Gather the lines that hold the string "fleur".
— START OF Extracted entries —
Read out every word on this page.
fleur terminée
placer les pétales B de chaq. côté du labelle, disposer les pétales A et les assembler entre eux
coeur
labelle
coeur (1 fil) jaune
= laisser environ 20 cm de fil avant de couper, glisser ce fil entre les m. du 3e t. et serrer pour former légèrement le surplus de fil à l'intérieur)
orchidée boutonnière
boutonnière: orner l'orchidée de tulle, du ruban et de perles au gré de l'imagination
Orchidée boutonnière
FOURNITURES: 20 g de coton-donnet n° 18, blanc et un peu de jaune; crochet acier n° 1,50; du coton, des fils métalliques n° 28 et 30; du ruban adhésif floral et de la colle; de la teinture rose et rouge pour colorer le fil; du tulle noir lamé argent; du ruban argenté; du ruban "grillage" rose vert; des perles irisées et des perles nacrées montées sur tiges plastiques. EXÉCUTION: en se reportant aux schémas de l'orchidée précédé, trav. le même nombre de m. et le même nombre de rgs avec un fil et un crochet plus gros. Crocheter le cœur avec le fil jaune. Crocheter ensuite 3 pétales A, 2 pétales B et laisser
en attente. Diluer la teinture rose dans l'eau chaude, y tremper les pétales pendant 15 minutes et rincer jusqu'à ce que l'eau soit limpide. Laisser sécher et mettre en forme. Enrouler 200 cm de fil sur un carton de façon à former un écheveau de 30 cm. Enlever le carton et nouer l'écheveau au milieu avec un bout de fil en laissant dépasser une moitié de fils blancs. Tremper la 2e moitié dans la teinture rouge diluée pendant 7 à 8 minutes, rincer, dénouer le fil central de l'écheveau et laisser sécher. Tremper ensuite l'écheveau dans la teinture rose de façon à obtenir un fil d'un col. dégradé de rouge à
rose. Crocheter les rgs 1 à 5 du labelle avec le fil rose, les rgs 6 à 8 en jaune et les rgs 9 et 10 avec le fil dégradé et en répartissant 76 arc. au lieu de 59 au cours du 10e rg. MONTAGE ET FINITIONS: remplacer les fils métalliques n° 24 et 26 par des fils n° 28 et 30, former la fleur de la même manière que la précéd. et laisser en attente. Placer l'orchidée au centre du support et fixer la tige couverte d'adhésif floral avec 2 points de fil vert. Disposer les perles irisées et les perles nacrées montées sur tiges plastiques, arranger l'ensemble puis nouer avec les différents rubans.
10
— END OF Extracted entries —
(Result for this task):
fleur terminée
rose. Crocheter les rgs 1 à 5 du labelle avec le fil rose, les rgs 6 à 8 en jaune et les rgs 9 et 10 avec le fil dégradé et en répartissant 76 arc. au lieu de 59 au cours du 10e rg. MONTAGE ET FINITIONS: remplacer les fils métalliques n° 24 et 26 par des fils n° 28 et 30, former la fleur de la même manière que la précéd. et laisser en attente. Placer l'orchidée au centre du support et fixer la tige couverte d'adhésif floral avec 2 points de fil vert. Disposer les perles irisées et les perles nacrées montées sur tiges plastiques, arranger l'ensemble puis nouer avec les différents rubans.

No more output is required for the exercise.